TASK GOAL =>
Give the data below again, word for word.

##### RECORDS PROVIDED #####

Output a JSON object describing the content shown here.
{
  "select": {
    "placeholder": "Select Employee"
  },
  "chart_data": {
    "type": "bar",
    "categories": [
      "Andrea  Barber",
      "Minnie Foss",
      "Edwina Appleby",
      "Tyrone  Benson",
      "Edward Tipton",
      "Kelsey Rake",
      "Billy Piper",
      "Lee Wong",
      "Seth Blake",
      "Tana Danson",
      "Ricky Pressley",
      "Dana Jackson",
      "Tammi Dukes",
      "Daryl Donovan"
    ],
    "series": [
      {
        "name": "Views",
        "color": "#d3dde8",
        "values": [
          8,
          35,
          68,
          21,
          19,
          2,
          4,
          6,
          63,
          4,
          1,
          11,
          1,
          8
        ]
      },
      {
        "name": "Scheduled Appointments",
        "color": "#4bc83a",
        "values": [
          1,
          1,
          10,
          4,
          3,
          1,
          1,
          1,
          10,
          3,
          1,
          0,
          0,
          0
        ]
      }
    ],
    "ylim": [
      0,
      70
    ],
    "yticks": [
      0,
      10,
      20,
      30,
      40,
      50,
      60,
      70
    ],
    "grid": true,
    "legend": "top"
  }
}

#####

ANSWER IN FULL =>
Output a JSON object describing the content shown here.
{
  "select": {
    "placeholder": "Select Employee"
  },
  "chart_data": {
    "type": "bar",
    "categories": [
      "Andrea  Barber",
      "Minnie Foss",
      "Edwina Appleby",
      "Tyrone  Benson",
      "Edward Tipton",
      "Kelsey Rake",
      "Billy Piper",
      "Lee Wong",
      "Seth Blake",
      "Tana Danson",
      "Ricky Pressley",
      "Dana Jackson",
      "Tammi Dukes",
      "Daryl Donovan"
    ],
    "series": [
      {
        "name": "Views",
        "color": "#d3dde8",
        "values": [
          8,
          35,
          68,
          21,
          19,
          2,
          4,
          6,
          63,
          4,
          1,
          11,
          1,
          8
        ]
      },
      {
        "name": "Scheduled Appointments",
        "color": "#4bc83a",
        "values": [
          1,
          1,
          10,
          4,
          3,
          1,
          1,
          1,
          10,
          3,
          1,
          0,
          0,
          0
        ]
      }
    ],
    "ylim": [
      0,
      70
    ],
    "yticks": [
      0,
      10,
      20,
      30,
      40,
      50,
      60,
      70
    ],
    "grid": true,
    "legend": "top"
  }
}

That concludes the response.